### Written problem
Would you pull out every line of the material that contains the string "Also"?

### Entries shown
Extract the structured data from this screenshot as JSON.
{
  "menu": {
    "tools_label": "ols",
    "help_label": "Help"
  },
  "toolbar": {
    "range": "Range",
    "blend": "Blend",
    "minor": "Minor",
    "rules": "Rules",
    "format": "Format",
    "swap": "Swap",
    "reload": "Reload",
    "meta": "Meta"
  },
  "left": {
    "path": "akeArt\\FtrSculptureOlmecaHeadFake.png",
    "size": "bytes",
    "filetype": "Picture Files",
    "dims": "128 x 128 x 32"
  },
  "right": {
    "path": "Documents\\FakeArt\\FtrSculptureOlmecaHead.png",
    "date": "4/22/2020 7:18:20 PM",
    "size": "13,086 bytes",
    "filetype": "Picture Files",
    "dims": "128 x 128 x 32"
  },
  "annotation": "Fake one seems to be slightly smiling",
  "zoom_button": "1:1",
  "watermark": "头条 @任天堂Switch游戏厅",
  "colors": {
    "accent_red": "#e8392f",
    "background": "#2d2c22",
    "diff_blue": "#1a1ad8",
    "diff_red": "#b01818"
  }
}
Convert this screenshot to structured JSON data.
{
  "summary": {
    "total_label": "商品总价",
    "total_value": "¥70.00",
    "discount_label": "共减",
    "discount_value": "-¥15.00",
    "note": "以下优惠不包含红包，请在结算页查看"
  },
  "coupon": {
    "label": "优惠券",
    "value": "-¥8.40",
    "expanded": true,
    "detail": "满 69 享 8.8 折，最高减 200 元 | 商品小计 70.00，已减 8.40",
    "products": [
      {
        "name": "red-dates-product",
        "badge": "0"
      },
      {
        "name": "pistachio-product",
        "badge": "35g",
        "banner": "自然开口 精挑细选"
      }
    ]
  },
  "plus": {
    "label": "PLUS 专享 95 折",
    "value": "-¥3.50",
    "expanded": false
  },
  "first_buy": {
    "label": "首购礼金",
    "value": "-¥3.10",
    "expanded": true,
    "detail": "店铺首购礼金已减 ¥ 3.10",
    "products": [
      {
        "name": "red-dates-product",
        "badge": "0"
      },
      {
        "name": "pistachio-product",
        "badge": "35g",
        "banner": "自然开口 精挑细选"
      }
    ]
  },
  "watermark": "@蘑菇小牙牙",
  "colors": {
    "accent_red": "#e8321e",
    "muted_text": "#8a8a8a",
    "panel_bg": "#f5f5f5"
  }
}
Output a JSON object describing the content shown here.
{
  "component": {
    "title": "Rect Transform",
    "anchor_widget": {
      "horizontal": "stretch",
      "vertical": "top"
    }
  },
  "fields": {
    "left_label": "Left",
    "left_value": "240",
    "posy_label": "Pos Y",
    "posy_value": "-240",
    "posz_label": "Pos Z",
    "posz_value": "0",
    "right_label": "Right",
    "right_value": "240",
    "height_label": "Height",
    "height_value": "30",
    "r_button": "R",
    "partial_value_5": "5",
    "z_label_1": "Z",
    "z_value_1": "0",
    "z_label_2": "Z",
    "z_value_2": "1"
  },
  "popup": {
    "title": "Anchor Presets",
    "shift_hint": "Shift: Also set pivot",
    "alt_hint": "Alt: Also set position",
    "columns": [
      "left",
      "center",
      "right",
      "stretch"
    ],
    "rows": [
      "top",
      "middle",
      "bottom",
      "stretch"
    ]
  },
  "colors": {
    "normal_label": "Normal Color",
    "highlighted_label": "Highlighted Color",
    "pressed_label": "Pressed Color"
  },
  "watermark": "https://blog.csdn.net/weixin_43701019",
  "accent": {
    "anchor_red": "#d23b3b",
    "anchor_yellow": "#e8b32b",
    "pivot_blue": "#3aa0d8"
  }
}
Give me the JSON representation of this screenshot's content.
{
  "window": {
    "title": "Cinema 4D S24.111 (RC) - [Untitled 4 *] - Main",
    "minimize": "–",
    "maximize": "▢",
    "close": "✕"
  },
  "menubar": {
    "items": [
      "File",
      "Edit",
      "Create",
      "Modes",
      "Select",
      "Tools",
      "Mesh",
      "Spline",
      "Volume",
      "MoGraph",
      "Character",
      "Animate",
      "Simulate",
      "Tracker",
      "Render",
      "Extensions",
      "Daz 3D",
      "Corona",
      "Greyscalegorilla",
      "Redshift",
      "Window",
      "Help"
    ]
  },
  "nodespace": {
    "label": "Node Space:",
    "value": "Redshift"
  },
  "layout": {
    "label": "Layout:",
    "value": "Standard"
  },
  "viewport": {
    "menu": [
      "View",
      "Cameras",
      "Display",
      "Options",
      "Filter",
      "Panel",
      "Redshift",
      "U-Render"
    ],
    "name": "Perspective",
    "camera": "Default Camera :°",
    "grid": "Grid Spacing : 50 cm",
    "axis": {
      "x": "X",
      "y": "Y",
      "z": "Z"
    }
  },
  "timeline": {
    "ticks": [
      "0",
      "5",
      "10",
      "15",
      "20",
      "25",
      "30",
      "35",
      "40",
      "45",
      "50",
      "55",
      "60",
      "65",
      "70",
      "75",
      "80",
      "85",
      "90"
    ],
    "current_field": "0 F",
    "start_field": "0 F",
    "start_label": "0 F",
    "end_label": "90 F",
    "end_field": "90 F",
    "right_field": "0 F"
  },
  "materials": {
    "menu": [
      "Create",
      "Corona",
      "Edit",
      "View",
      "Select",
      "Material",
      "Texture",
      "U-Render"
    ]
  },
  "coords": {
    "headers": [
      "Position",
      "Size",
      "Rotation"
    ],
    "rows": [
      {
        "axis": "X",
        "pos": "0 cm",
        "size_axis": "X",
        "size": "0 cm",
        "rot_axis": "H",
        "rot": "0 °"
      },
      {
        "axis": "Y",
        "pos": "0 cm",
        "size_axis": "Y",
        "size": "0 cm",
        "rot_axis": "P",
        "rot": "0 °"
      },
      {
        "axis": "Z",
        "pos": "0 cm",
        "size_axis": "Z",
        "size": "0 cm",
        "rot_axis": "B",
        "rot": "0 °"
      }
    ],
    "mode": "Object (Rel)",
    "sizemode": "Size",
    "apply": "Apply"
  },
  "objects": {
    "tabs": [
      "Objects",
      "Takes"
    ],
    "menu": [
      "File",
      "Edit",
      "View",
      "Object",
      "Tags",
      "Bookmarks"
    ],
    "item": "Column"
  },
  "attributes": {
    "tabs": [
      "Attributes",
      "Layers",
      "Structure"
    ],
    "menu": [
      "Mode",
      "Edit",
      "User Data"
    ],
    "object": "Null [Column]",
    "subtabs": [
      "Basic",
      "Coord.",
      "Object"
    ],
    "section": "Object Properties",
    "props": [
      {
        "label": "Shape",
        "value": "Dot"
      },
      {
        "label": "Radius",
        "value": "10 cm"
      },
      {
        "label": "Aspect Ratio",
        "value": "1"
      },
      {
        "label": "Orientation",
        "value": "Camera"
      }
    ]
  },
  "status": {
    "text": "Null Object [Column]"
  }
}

### Solution below
    "shift_hint": "Shift: Also set pivot",
    "alt_hint": "Alt: Also set position",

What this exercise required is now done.